* Direction *
Copy the listing below in full and skip every picture.

* The data *
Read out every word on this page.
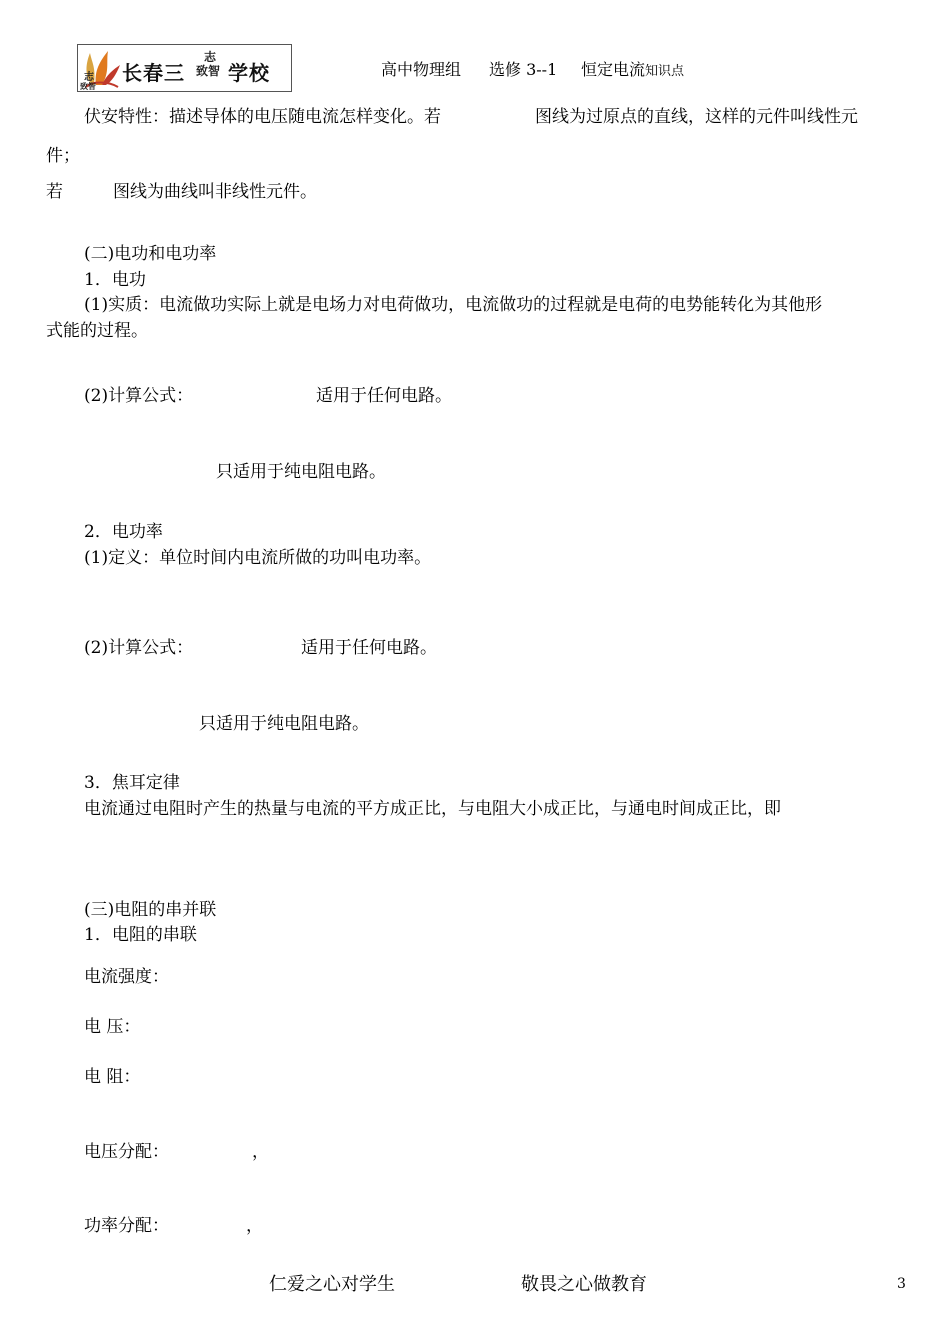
志
致智
长春三
志
致智 学校	高中物理组 选修 3--1 恒定电流知识点
伏安特性：描述导体的电压随电流怎样变化。若	图线为过原点的直线，这样的元件叫线性元
件；
若	图线为曲线叫非线性元件。
(二)电功和电功率
1．电功
(1)实质：电流做功实际上就是电场力对电荷做功，电流做功的过程就是电荷的电势能转化为其他形
式能的过程。
(2)计算公式：	适用于任何电路。
只适用于纯电阻电路。
2．电功率
(1)定义：单位时间内电流所做的功叫电功率。
(2)计算公式：	适用于任何电路。
只适用于纯电阻电路。
3．焦耳定律
电流通过电阻时产生的热量与电流的平方成正比，与电阻大小成正比，与通电时间成正比，即
(三)电阻的串并联
1．电阻的串联
电流强度：
电 压：
电 阻：
电压分配：	，
功率分配：	，
仁爱之心对学生	敬畏之心做教育	3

* Answer for the task *
Read out every word on this page.
志
致智
长春三
志
致智 学校	高中物理组 选修 3--1 恒定电流知识点
伏安特性：描述导体的电压随电流怎样变化。若	图线为过原点的直线，这样的元件叫线性元
件；
若	图线为曲线叫非线性元件。
(二)电功和电功率
1．电功
(1)实质：电流做功实际上就是电场力对电荷做功，电流做功的过程就是电荷的电势能转化为其他形
式能的过程。
(2)计算公式：	适用于任何电路。
只适用于纯电阻电路。
2．电功率
(1)定义：单位时间内电流所做的功叫电功率。
(2)计算公式：	适用于任何电路。
只适用于纯电阻电路。
3．焦耳定律
电流通过电阻时产生的热量与电流的平方成正比，与电阻大小成正比，与通电时间成正比，即
(三)电阻的串并联
1．电阻的串联
电流强度：
电 压：
电 阻：
电压分配：	，
功率分配：	，
仁爱之心对学生	敬畏之心做教育	3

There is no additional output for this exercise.